Aim of the exercise: Go through the listing and copy every line word for word.

Data extract:
####

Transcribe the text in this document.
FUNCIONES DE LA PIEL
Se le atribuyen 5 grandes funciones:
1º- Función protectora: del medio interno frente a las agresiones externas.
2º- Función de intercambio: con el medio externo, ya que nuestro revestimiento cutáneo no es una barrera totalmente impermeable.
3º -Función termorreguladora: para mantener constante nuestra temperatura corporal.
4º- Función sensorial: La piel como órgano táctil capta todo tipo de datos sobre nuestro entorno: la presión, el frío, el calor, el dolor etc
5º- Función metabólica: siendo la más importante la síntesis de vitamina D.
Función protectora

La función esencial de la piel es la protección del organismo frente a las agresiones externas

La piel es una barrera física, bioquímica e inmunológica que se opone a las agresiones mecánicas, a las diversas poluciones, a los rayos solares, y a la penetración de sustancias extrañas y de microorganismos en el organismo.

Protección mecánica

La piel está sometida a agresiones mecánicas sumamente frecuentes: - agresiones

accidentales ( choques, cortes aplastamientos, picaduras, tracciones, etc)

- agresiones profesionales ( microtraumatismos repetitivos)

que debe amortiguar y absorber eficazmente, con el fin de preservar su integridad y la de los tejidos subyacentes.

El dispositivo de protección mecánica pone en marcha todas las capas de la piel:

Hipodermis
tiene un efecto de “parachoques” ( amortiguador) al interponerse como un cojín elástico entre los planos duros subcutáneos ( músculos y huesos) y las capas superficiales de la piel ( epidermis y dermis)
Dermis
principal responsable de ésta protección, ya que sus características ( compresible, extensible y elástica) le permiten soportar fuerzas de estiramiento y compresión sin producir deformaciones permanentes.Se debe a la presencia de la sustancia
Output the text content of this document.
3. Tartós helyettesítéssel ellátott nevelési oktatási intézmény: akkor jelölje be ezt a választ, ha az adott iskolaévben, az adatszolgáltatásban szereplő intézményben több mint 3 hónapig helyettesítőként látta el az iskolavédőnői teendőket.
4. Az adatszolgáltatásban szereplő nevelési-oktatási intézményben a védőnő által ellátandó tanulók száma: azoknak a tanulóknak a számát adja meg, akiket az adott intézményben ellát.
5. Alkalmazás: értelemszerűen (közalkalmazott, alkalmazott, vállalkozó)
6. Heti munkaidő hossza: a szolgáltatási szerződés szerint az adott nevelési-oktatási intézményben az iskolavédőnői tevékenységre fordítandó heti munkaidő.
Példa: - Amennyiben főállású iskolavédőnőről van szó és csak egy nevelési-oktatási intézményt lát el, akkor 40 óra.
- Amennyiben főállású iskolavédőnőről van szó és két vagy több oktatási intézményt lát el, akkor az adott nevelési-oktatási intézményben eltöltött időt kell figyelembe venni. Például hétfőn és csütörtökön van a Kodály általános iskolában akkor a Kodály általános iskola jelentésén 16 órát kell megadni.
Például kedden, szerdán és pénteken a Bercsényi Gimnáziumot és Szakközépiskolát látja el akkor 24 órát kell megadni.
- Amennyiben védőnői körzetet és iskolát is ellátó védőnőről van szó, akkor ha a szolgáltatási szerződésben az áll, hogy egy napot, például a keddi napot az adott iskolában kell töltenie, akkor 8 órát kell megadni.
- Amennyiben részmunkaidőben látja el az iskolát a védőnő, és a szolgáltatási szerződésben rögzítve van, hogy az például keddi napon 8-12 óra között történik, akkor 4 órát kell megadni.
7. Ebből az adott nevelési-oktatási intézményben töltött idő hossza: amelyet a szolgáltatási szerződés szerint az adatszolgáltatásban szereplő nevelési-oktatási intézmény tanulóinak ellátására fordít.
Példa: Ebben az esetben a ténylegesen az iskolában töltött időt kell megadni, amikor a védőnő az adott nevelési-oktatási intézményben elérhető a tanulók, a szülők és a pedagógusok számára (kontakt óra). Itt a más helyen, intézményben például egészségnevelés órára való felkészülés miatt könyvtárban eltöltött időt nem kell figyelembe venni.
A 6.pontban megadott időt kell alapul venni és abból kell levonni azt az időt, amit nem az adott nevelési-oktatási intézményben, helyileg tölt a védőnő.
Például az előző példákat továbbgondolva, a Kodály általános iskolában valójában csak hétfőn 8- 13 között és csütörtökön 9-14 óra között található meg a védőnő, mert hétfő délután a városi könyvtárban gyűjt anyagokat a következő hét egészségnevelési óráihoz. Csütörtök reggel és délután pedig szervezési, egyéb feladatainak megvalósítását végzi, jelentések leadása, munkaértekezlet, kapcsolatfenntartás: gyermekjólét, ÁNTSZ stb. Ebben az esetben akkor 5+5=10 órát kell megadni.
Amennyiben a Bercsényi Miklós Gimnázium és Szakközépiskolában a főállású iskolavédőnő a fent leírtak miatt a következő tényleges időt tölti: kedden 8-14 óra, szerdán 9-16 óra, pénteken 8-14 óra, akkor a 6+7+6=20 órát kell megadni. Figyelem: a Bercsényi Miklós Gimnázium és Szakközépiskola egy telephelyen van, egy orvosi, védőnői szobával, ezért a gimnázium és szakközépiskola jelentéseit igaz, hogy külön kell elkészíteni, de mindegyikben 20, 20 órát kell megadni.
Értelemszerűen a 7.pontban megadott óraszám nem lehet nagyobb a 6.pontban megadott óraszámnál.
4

####

Task output:
Transcribe the text in this document.
FUNCIONES DE LA PIEL
Se le atribuyen 5 grandes funciones:
1º- Función protectora: del medio interno frente a las agresiones externas.
2º- Función de intercambio: con el medio externo, ya que nuestro revestimiento cutáneo no es una barrera totalmente impermeable.
3º -Función termorreguladora: para mantener constante nuestra temperatura corporal.
4º- Función sensorial: La piel como órgano táctil capta todo tipo de datos sobre nuestro entorno: la presión, el frío, el calor, el dolor etc
5º- Función metabólica: siendo la más importante la síntesis de vitamina D.
Función protectora

La función esencial de la piel es la protección del organismo frente a las agresiones externas

La piel es una barrera física, bioquímica e inmunológica que se opone a las agresiones mecánicas, a las diversas poluciones, a los rayos solares, y a la penetración de sustancias extrañas y de microorganismos en el organismo.

Protección mecánica

La piel está sometida a agresiones mecánicas sumamente frecuentes: - agresiones

accidentales ( choques, cortes aplastamientos, picaduras, tracciones, etc)

- agresiones profesionales ( microtraumatismos repetitivos)

que debe amortiguar y absorber eficazmente, con el fin de preservar su integridad y la de los tejidos subyacentes.

El dispositivo de protección mecánica pone en marcha todas las capas de la piel:

Hipodermis
tiene un efecto de “parachoques” ( amortiguador) al interponerse como un cojín elástico entre los planos duros subcutáneos ( músculos y huesos) y las capas superficiales de la piel ( epidermis y dermis)
Dermis
principal responsable de ésta protección, ya que sus características ( compresible, extensible y elástica) le permiten soportar fuerzas de estiramiento y compresión sin producir deformaciones permanentes.Se debe a la presencia de la sustancia
Output the text content of this document.
3. Tartós helyettesítéssel ellátott nevelési oktatási intézmény: akkor jelölje be ezt a választ, ha az adott iskolaévben, az adatszolgáltatásban szereplő intézményben több mint 3 hónapig helyettesítőként látta el az iskolavédőnői teendőket.
4. Az adatszolgáltatásban szereplő nevelési-oktatási intézményben a védőnő által ellátandó tanulók száma: azoknak a tanulóknak a számát adja meg, akiket az adott intézményben ellát.
5. Alkalmazás: értelemszerűen (közalkalmazott, alkalmazott, vállalkozó)
6. Heti munkaidő hossza: a szolgáltatási szerződés szerint az adott nevelési-oktatási intézményben az iskolavédőnői tevékenységre fordítandó heti munkaidő.
Példa: - Amennyiben főállású iskolavédőnőről van szó és csak egy nevelési-oktatási intézményt lát el, akkor 40 óra.
- Amennyiben főállású iskolavédőnőről van szó és két vagy több oktatási intézményt lát el, akkor az adott nevelési-oktatási intézményben eltöltött időt kell figyelembe venni. Például hétfőn és csütörtökön van a Kodály általános iskolában akkor a Kodály általános iskola jelentésén 16 órát kell megadni.
Például kedden, szerdán és pénteken a Bercsényi Gimnáziumot és Szakközépiskolát látja el akkor 24 órát kell megadni.
- Amennyiben védőnői körzetet és iskolát is ellátó védőnőről van szó, akkor ha a szolgáltatási szerződésben az áll, hogy egy napot, például a keddi napot az adott iskolában kell töltenie, akkor 8 órát kell megadni.
- Amennyiben részmunkaidőben látja el az iskolát a védőnő, és a szolgáltatási szerződésben rögzítve van, hogy az például keddi napon 8-12 óra között történik, akkor 4 órát kell megadni.
7. Ebből az adott nevelési-oktatási intézményben töltött idő hossza: amelyet a szolgáltatási szerződés szerint az adatszolgáltatásban szereplő nevelési-oktatási intézmény tanulóinak ellátására fordít.
Példa: Ebben az esetben a ténylegesen az iskolában töltött időt kell megadni, amikor a védőnő az adott nevelési-oktatási intézményben elérhető a tanulók, a szülők és a pedagógusok számára (kontakt óra). Itt a más helyen, intézményben például egészségnevelés órára való felkészülés miatt könyvtárban eltöltött időt nem kell figyelembe venni.
A 6.pontban megadott időt kell alapul venni és abból kell levonni azt az időt, amit nem az adott nevelési-oktatási intézményben, helyileg tölt a védőnő.
Például az előző példákat továbbgondolva, a Kodály általános iskolában valójában csak hétfőn 8- 13 között és csütörtökön 9-14 óra között található meg a védőnő, mert hétfő délután a városi könyvtárban gyűjt anyagokat a következő hét egészségnevelési óráihoz. Csütörtök reggel és délután pedig szervezési, egyéb feladatainak megvalósítását végzi, jelentések leadása, munkaértekezlet, kapcsolatfenntartás: gyermekjólét, ÁNTSZ stb. Ebben az esetben akkor 5+5=10 órát kell megadni.
Amennyiben a Bercsényi Miklós Gimnázium és Szakközépiskolában a főállású iskolavédőnő a fent leírtak miatt a következő tényleges időt tölti: kedden 8-14 óra, szerdán 9-16 óra, pénteken 8-14 óra, akkor a 6+7+6=20 órát kell megadni. Figyelem: a Bercsényi Miklós Gimnázium és Szakközépiskola egy telephelyen van, egy orvosi, védőnői szobával, ezért a gimnázium és szakközépiskola jelentéseit igaz, hogy külön kell elkészíteni, de mindegyikben 20, 20 órát kell megadni.
Értelemszerűen a 7.pontban megadott óraszám nem lehet nagyobb a 6.pontban megadott óraszámnál.
4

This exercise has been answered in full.